--- start of Available data ---
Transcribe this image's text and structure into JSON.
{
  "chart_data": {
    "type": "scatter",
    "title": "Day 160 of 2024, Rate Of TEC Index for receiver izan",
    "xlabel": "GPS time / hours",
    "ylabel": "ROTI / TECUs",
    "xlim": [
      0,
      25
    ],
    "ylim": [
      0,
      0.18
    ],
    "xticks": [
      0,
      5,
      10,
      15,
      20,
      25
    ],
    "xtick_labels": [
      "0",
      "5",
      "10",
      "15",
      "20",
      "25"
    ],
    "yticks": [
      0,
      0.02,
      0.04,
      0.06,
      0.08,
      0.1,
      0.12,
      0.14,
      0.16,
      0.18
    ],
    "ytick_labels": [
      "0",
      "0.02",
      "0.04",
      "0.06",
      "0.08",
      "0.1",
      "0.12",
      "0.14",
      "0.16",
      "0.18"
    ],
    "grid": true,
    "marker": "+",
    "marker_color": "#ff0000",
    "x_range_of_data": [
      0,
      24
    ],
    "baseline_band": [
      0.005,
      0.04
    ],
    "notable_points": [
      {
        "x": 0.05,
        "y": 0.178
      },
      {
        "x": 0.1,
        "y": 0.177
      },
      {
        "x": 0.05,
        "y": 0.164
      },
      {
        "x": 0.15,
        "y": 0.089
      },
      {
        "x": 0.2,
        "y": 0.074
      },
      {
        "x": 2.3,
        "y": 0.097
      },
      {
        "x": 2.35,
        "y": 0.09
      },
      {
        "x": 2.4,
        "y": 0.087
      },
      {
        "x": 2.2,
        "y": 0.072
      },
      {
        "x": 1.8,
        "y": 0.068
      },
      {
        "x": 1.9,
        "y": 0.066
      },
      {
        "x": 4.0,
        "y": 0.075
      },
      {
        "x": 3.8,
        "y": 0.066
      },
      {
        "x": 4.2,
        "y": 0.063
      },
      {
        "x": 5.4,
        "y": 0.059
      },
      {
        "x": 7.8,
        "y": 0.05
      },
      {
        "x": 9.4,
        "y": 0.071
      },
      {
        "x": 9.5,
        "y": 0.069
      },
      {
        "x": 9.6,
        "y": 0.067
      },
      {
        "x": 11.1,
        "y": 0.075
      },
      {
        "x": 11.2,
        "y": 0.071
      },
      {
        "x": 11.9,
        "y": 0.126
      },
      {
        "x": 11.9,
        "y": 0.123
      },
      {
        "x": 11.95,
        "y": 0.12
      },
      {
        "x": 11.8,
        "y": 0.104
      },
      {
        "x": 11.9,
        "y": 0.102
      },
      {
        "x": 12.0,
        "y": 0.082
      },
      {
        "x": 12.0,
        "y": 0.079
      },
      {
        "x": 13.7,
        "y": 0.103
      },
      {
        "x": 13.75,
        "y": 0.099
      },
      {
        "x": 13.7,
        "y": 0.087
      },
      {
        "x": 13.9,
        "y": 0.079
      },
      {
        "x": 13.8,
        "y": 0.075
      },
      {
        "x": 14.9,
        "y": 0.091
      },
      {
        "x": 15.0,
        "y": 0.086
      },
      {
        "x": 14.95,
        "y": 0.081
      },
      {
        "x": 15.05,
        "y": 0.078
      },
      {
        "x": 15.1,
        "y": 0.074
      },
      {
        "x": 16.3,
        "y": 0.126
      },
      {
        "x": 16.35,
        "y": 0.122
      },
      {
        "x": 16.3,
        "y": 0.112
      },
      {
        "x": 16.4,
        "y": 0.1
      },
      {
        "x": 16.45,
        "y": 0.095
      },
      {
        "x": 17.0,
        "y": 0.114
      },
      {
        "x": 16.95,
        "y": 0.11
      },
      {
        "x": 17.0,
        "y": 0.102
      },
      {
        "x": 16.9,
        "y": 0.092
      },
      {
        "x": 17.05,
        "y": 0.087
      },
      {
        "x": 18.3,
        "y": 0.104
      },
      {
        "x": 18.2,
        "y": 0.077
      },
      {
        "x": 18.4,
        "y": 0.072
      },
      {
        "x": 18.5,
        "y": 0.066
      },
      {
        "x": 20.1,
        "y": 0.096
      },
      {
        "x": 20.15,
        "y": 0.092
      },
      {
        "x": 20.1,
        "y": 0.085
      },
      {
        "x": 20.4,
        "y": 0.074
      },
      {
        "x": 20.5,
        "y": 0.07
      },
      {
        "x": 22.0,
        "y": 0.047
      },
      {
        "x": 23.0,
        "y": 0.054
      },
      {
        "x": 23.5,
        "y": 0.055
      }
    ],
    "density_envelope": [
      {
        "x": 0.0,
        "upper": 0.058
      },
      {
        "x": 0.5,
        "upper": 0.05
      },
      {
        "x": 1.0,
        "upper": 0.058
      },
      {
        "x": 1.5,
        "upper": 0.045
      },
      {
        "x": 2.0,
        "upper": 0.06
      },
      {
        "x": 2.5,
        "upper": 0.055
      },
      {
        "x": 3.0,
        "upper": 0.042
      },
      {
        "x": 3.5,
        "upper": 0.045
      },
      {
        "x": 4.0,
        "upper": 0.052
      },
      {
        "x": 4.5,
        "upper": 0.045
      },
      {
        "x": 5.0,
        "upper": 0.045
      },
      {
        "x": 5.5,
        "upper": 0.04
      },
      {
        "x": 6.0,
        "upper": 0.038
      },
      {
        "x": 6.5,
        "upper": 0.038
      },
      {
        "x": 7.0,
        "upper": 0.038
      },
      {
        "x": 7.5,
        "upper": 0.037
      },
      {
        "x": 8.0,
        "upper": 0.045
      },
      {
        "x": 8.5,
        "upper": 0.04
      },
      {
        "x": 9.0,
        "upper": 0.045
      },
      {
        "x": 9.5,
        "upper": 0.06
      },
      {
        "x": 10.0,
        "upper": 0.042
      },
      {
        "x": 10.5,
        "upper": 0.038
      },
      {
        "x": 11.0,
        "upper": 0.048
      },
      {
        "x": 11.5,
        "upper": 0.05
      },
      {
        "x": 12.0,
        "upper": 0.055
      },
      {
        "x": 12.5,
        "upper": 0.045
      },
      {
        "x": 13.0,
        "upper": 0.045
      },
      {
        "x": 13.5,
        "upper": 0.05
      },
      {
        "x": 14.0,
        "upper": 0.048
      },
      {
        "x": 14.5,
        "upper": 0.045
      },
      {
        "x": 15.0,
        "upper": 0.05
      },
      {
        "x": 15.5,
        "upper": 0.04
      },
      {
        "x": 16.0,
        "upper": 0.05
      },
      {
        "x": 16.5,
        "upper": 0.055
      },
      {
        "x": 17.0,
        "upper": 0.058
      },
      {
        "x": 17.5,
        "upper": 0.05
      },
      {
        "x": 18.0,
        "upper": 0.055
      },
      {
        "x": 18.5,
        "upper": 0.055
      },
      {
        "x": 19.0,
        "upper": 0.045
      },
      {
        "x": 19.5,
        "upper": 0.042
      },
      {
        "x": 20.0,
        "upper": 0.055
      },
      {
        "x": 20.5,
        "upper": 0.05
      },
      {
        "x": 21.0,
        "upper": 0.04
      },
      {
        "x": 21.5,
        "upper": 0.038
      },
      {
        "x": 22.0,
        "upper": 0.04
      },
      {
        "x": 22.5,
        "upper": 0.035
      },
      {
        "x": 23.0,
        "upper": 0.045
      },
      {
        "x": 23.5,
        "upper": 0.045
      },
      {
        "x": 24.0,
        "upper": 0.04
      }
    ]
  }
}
--- end of Available data ---
Output the records exactly, including every line.

Problem solution
Transcribe this image's text and structure into JSON.
{
  "chart_data": {
    "type": "scatter",
    "title": "Day 160 of 2024, Rate Of TEC Index for receiver izan",
    "xlabel": "GPS time / hours",
    "ylabel": "ROTI / TECUs",
    "xlim": [
      0,
      25
    ],
    "ylim": [
      0,
      0.18
    ],
    "xticks": [
      0,
      5,
      10,
      15,
      20,
      25
    ],
    "xtick_labels": [
      "0",
      "5",
      "10",
      "15",
      "20",
      "25"
    ],
    "yticks": [
      0,
      0.02,
      0.04,
      0.06,
      0.08,
      0.1,
      0.12,
      0.14,
      0.16,
      0.18
    ],
    "ytick_labels": [
      "0",
      "0.02",
      "0.04",
      "0.06",
      "0.08",
      "0.1",
      "0.12",
      "0.14",
      "0.16",
      "0.18"
    ],
    "grid": true,
    "marker": "+",
    "marker_color": "#ff0000",
    "x_range_of_data": [
      0,
      24
    ],
    "baseline_band": [
      0.005,
      0.04
    ],
    "notable_points": [
      {
        "x": 0.05,
        "y": 0.178
      },
      {
        "x": 0.1,
        "y": 0.177
      },
      {
        "x": 0.05,
        "y": 0.164
      },
      {
        "x": 0.15,
        "y": 0.089
      },
      {
        "x": 0.2,
        "y": 0.074
      },
      {
        "x": 2.3,
        "y": 0.097
      },
      {
        "x": 2.35,
        "y": 0.09
      },
      {
        "x": 2.4,
        "y": 0.087
      },
      {
        "x": 2.2,
        "y": 0.072
      },
      {
        "x": 1.8,
        "y": 0.068
      },
      {
        "x": 1.9,
        "y": 0.066
      },
      {
        "x": 4.0,
        "y": 0.075
      },
      {
        "x": 3.8,
        "y": 0.066
      },
      {
        "x": 4.2,
        "y": 0.063
      },
      {
        "x": 5.4,
        "y": 0.059
      },
      {
        "x": 7.8,
        "y": 0.05
      },
      {
        "x": 9.4,
        "y": 0.071
      },
      {
        "x": 9.5,
        "y": 0.069
      },
      {
        "x": 9.6,
        "y": 0.067
      },
      {
        "x": 11.1,
        "y": 0.075
      },
      {
        "x": 11.2,
        "y": 0.071
      },
      {
        "x": 11.9,
        "y": 0.126
      },
      {
        "x": 11.9,
        "y": 0.123
      },
      {
        "x": 11.95,
        "y": 0.12
      },
      {
        "x": 11.8,
        "y": 0.104
      },
      {
        "x": 11.9,
        "y": 0.102
      },
      {
        "x": 12.0,
        "y": 0.082
      },
      {
        "x": 12.0,
        "y": 0.079
      },
      {
        "x": 13.7,
        "y": 0.103
      },
      {
        "x": 13.75,
        "y": 0.099
      },
      {
        "x": 13.7,
        "y": 0.087
      },
      {
        "x": 13.9,
        "y": 0.079
      },
      {
        "x": 13.8,
        "y": 0.075
      },
      {
        "x": 14.9,
        "y": 0.091
      },
      {
        "x": 15.0,
        "y": 0.086
      },
      {
        "x": 14.95,
        "y": 0.081
      },
      {
        "x": 15.05,
        "y": 0.078
      },
      {
        "x": 15.1,
        "y": 0.074
      },
      {
        "x": 16.3,
        "y": 0.126
      },
      {
        "x": 16.35,
        "y": 0.122
      },
      {
        "x": 16.3,
        "y": 0.112
      },
      {
        "x": 16.4,
        "y": 0.1
      },
      {
        "x": 16.45,
        "y": 0.095
      },
      {
        "x": 17.0,
        "y": 0.114
      },
      {
        "x": 16.95,
        "y": 0.11
      },
      {
        "x": 17.0,
        "y": 0.102
      },
      {
        "x": 16.9,
        "y": 0.092
      },
      {
        "x": 17.05,
        "y": 0.087
      },
      {
        "x": 18.3,
        "y": 0.104
      },
      {
        "x": 18.2,
        "y": 0.077
      },
      {
        "x": 18.4,
        "y": 0.072
      },
      {
        "x": 18.5,
        "y": 0.066
      },
      {
        "x": 20.1,
        "y": 0.096
      },
      {
        "x": 20.15,
        "y": 0.092
      },
      {
        "x": 20.1,
        "y": 0.085
      },
      {
        "x": 20.4,
        "y": 0.074
      },
      {
        "x": 20.5,
        "y": 0.07
      },
      {
        "x": 22.0,
        "y": 0.047
      },
      {
        "x": 23.0,
        "y": 0.054
      },
      {
        "x": 23.5,
        "y": 0.055
      }
    ],
    "density_envelope": [
      {
        "x": 0.0,
        "upper": 0.058
      },
      {
        "x": 0.5,
        "upper": 0.05
      },
      {
        "x": 1.0,
        "upper": 0.058
      },
      {
        "x": 1.5,
        "upper": 0.045
      },
      {
        "x": 2.0,
        "upper": 0.06
      },
      {
        "x": 2.5,
        "upper": 0.055
      },
      {
        "x": 3.0,
        "upper": 0.042
      },
      {
        "x": 3.5,
        "upper": 0.045
      },
      {
        "x": 4.0,
        "upper": 0.052
      },
      {
        "x": 4.5,
        "upper": 0.045
      },
      {
        "x": 5.0,
        "upper": 0.045
      },
      {
        "x": 5.5,
        "upper": 0.04
      },
      {
        "x": 6.0,
        "upper": 0.038
      },
      {
        "x": 6.5,
        "upper": 0.038
      },
      {
        "x": 7.0,
        "upper": 0.038
      },
      {
        "x": 7.5,
        "upper": 0.037
      },
      {
        "x": 8.0,
        "upper": 0.045
      },
      {
        "x": 8.5,
        "upper": 0.04
      },
      {
        "x": 9.0,
        "upper": 0.045
      },
      {
        "x": 9.5,
        "upper": 0.06
      },
      {
        "x": 10.0,
        "upper": 0.042
      },
      {
        "x": 10.5,
        "upper": 0.038
      },
      {
        "x": 11.0,
        "upper": 0.048
      },
      {
        "x": 11.5,
        "upper": 0.05
      },
      {
        "x": 12.0,
        "upper": 0.055
      },
      {
        "x": 12.5,
        "upper": 0.045
      },
      {
        "x": 13.0,
        "upper": 0.045
      },
      {
        "x": 13.5,
        "upper": 0.05
      },
      {
        "x": 14.0,
        "upper": 0.048
      },
      {
        "x": 14.5,
        "upper": 0.045
      },
      {
        "x": 15.0,
        "upper": 0.05
      },
      {
        "x": 15.5,
        "upper": 0.04
      },
      {
        "x": 16.0,
        "upper": 0.05
      },
      {
        "x": 16.5,
        "upper": 0.055
      },
      {
        "x": 17.0,
        "upper": 0.058
      },
      {
        "x": 17.5,
        "upper": 0.05
      },
      {
        "x": 18.0,
        "upper": 0.055
      },
      {
        "x": 18.5,
        "upper": 0.055
      },
      {
        "x": 19.0,
        "upper": 0.045
      },
      {
        "x": 19.5,
        "upper": 0.042
      },
      {
        "x": 20.0,
        "upper": 0.055
      },
      {
        "x": 20.5,
        "upper": 0.05
      },
      {
        "x": 21.0,
        "upper": 0.04
      },
      {
        "x": 21.5,
        "upper": 0.038
      },
      {
        "x": 22.0,
        "upper": 0.04
      },
      {
        "x": 22.5,
        "upper": 0.035
      },
      {
        "x": 23.0,
        "upper": 0.045
      },
      {
        "x": 23.5,
        "upper": 0.045
      },
      {
        "x": 24.0,
        "upper": 0.04
      }
    ]
  }
}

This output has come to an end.